_Set problem_. Output the data below in full, character for character.

_Entries shown_.
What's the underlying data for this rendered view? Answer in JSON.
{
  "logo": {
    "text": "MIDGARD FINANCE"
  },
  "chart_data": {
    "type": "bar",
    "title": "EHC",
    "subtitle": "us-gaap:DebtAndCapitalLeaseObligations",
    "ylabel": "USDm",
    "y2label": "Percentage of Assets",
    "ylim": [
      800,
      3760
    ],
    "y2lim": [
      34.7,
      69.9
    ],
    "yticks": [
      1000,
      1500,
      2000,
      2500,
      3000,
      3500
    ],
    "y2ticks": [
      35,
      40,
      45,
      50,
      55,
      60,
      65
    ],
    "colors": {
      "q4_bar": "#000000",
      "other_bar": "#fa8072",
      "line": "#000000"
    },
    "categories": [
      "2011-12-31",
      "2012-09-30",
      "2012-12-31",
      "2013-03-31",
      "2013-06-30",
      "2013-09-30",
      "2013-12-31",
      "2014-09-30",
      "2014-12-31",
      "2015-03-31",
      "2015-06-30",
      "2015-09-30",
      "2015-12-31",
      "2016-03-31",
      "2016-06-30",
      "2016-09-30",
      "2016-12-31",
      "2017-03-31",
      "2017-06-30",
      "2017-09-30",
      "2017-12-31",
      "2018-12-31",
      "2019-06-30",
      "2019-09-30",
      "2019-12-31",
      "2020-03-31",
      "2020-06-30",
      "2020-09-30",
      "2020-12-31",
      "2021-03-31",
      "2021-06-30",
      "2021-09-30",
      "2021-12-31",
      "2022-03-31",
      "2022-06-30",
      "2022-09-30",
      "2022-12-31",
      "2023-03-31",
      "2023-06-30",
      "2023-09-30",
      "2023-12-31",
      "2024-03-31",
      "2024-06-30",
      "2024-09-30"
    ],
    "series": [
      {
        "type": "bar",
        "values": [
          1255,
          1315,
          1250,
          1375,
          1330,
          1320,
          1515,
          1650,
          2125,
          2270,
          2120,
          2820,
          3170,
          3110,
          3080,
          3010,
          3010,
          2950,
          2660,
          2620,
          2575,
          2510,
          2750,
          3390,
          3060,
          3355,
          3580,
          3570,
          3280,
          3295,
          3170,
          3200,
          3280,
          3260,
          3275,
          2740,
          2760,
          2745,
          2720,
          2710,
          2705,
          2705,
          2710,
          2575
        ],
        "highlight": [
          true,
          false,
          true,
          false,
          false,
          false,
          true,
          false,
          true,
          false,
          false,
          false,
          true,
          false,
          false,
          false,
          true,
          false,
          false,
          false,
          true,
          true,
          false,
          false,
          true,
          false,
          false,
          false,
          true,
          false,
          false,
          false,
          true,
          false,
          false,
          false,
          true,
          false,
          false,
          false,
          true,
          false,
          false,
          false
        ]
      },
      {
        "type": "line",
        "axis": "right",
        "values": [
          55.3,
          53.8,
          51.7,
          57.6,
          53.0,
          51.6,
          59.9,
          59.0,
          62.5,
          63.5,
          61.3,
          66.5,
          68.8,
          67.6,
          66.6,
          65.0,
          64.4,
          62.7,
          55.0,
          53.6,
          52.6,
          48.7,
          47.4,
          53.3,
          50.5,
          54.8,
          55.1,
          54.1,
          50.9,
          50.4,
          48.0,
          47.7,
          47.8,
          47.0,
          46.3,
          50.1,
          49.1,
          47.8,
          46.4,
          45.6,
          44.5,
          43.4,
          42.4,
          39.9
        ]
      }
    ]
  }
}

_Response for this exercise_.
What's the underlying data for this rendered view? Answer in JSON.
{
  "logo": {
    "text": "MIDGARD FINANCE"
  },
  "chart_data": {
    "type": "bar",
    "title": "EHC",
    "subtitle": "us-gaap:DebtAndCapitalLeaseObligations",
    "ylabel": "USDm",
    "y2label": "Percentage of Assets",
    "ylim": [
      800,
      3760
    ],
    "y2lim": [
      34.7,
      69.9
    ],
    "yticks": [
      1000,
      1500,
      2000,
      2500,
      3000,
      3500
    ],
    "y2ticks": [
      35,
      40,
      45,
      50,
      55,
      60,
      65
    ],
    "colors": {
      "q4_bar": "#000000",
      "other_bar": "#fa8072",
      "line": "#000000"
    },
    "categories": [
      "2011-12-31",
      "2012-09-30",
      "2012-12-31",
      "2013-03-31",
      "2013-06-30",
      "2013-09-30",
      "2013-12-31",
      "2014-09-30",
      "2014-12-31",
      "2015-03-31",
      "2015-06-30",
      "2015-09-30",
      "2015-12-31",
      "2016-03-31",
      "2016-06-30",
      "2016-09-30",
      "2016-12-31",
      "2017-03-31",
      "2017-06-30",
      "2017-09-30",
      "2017-12-31",
      "2018-12-31",
      "2019-06-30",
      "2019-09-30",
      "2019-12-31",
      "2020-03-31",
      "2020-06-30",
      "2020-09-30",
      "2020-12-31",
      "2021-03-31",
      "2021-06-30",
      "2021-09-30",
      "2021-12-31",
      "2022-03-31",
      "2022-06-30",
      "2022-09-30",
      "2022-12-31",
      "2023-03-31",
      "2023-06-30",
      "2023-09-30",
      "2023-12-31",
      "2024-03-31",
      "2024-06-30",
      "2024-09-30"
    ],
    "series": [
      {
        "type": "bar",
        "values": [
          1255,
          1315,
          1250,
          1375,
          1330,
          1320,
          1515,
          1650,
          2125,
          2270,
          2120,
          2820,
          3170,
          3110,
          3080,
          3010,
          3010,
          2950,
          2660,
          2620,
          2575,
          2510,
          2750,
          3390,
          3060,
          3355,
          3580,
          3570,
          3280,
          3295,
          3170,
          3200,
          3280,
          3260,
          3275,
          2740,
          2760,
          2745,
          2720,
          2710,
          2705,
          2705,
          2710,
          2575
        ],
        "highlight": [
          true,
          false,
          true,
          false,
          false,
          false,
          true,
          false,
          true,
          false,
          false,
          false,
          true,
          false,
          false,
          false,
          true,
          false,
          false,
          false,
          true,
          true,
          false,
          false,
          true,
          false,
          false,
          false,
          true,
          false,
          false,
          false,
          true,
          false,
          false,
          false,
          true,
          false,
          false,
          false,
          true,
          false,
          false,
          false
        ]
      },
      {
        "type": "line",
        "axis": "right",
        "values": [
          55.3,
          53.8,
          51.7,
          57.6,
          53.0,
          51.6,
          59.9,
          59.0,
          62.5,
          63.5,
          61.3,
          66.5,
          68.8,
          67.6,
          66.6,
          65.0,
          64.4,
          62.7,
          55.0,
          53.6,
          52.6,
          48.7,
          47.4,
          53.3,
          50.5,
          54.8,
          55.1,
          54.1,
          50.9,
          50.4,
          48.0,
          47.7,
          47.8,
          47.0,
          46.3,
          50.1,
          49.1,
          47.8,
          46.4,
          45.6,
          44.5,
          43.4,
          42.4,
          39.9
        ]
      }
    ]
  }
}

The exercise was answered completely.